** TASK **
Write out all records as given; omit images.

** Dataset rows about figures **
---------------

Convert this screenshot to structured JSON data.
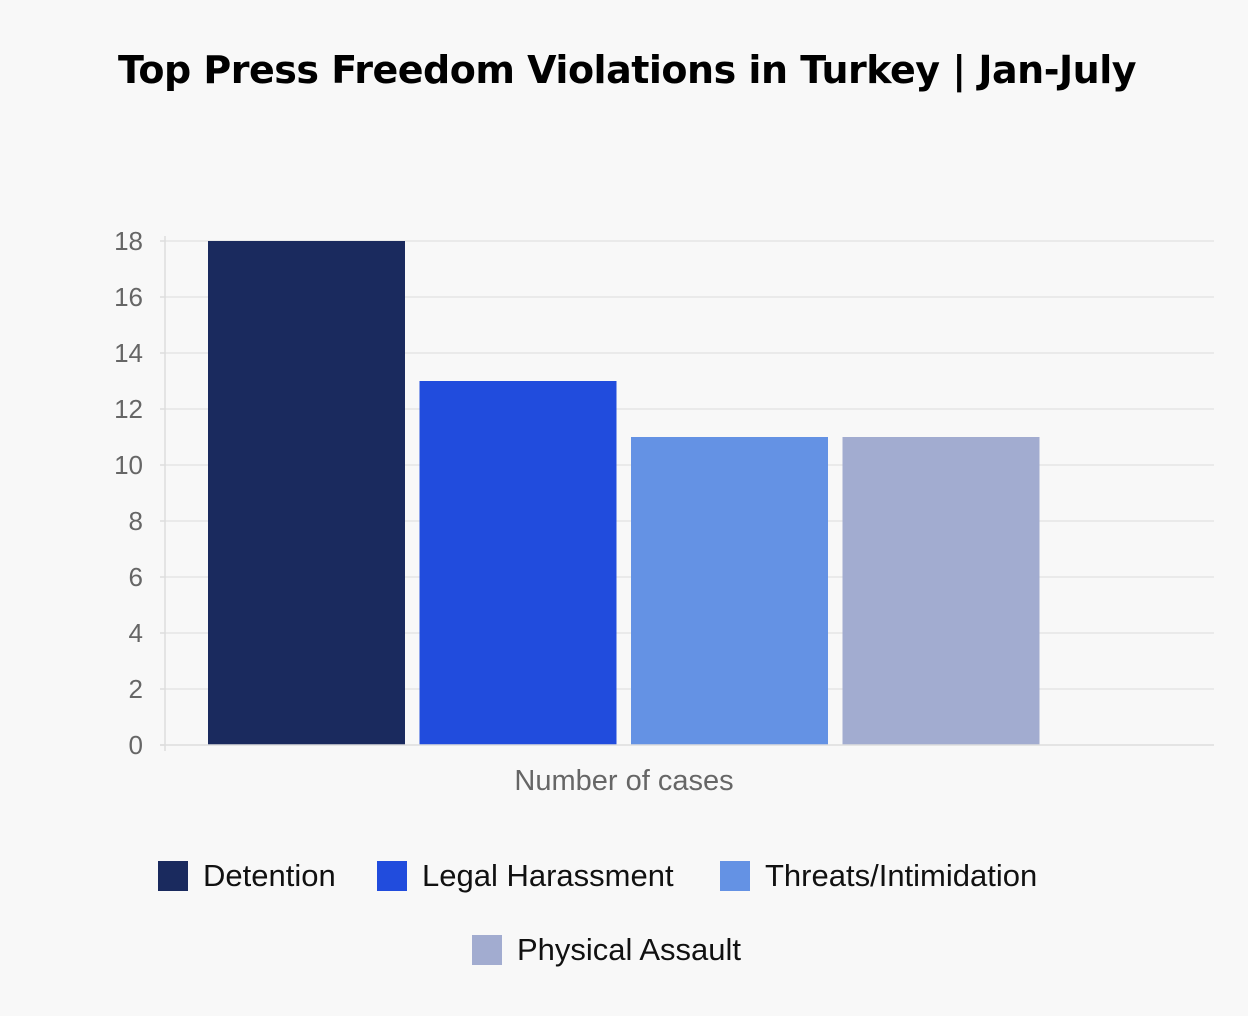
{
  "chart_data": {
    "type": "bar",
    "title": "Top Press Freedom Violations in Turkey | Jan-July",
    "xlabel": "Number of cases",
    "ylabel": "",
    "ylim": [
      0,
      18
    ],
    "yticks": [
      0,
      2,
      4,
      6,
      8,
      10,
      12,
      14,
      16,
      18
    ],
    "grid": true,
    "legend_position": "bottom",
    "categories": [
      "Number of cases"
    ],
    "series": [
      {
        "name": "Detention",
        "values": [
          18
        ],
        "color": "#1a2a5e"
      },
      {
        "name": "Legal Harassment",
        "values": [
          13
        ],
        "color": "#214cdd"
      },
      {
        "name": "Threats/Intimidation",
        "values": [
          11
        ],
        "color": "#6492e4"
      },
      {
        "name": "Physical Assault",
        "values": [
          11
        ],
        "color": "#a2acd0"
      }
    ]
  }
}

---------------

** CORRECT RESULT **
Convert this screenshot to structured JSON data.
{
  "chart_data": {
    "type": "bar",
    "title": "Top Press Freedom Violations in Turkey | Jan-July",
    "xlabel": "Number of cases",
    "ylabel": "",
    "ylim": [
      0,
      18
    ],
    "yticks": [
      0,
      2,
      4,
      6,
      8,
      10,
      12,
      14,
      16,
      18
    ],
    "grid": true,
    "legend_position": "bottom",
    "categories": [
      "Number of cases"
    ],
    "series": [
      {
        "name": "Detention",
        "values": [
          18
        ],
        "color": "#1a2a5e"
      },
      {
        "name": "Legal Harassment",
        "values": [
          13
        ],
        "color": "#214cdd"
      },
      {
        "name": "Threats/Intimidation",
        "values": [
          11
        ],
        "color": "#6492e4"
      },
      {
        "name": "Physical Assault",
        "values": [
          11
        ],
        "color": "#a2acd0"
      }
    ]
  }
}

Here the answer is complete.